Recorded data:
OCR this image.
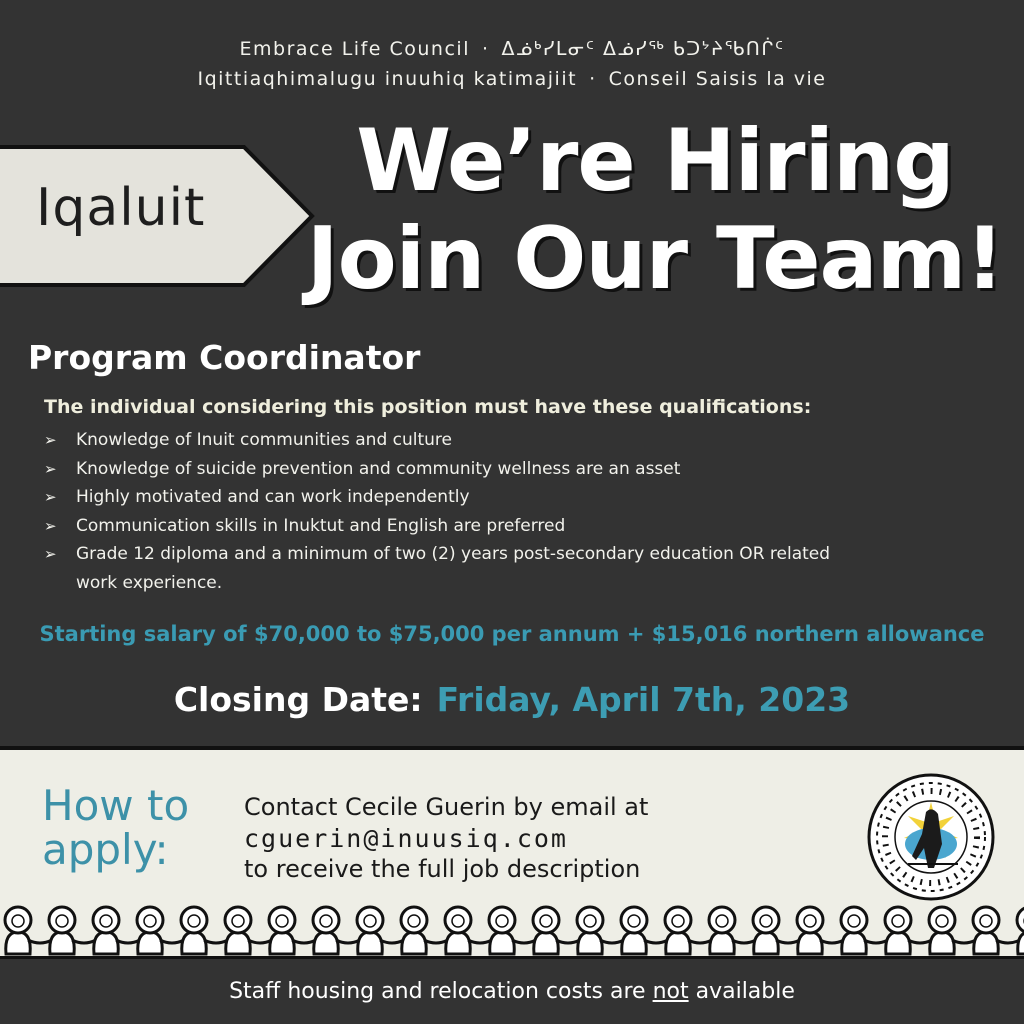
Embrace Life Council · ᐃᓅᒃᓯᒪᓂᑦ ᐃᓅᓯᖅ ᑲᑐᔾᔨᖃᑎᒌᑦ
Iqittiaqhimalugu inuuhiq katimajiit · Conseil Saisis la vie
Iqaluit	We’re Hiring
Join Our Team!
Program Coordinator
The individual considering this position must have these qualifications:
➢ Knowledge of Inuit communities and culture
➢ Knowledge of suicide prevention and community wellness are an asset
➢ Highly motivated and can work independently
➢ Communication skills in Inuktut and English are preferred
➢ Grade 12 diploma and a minimum of two (2) years post-secondary education OR related work experience.
Starting salary of $70,000 to $75,000 per annum + $15,016 northern allowance
Closing Date: Friday, April 7th, 2023
How to
apply:
Contact Cecile Guerin by email at
cguerin@inuusiq.com
to receive the full job description
Staff housing and relocation costs are not available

Exercise requirements: Whichever lines contain the string "Knowledge", select and copy them.

Result:
➢ Knowledge of Inuit communities and culture
➢ Knowledge of suicide prevention and community wellness are an asset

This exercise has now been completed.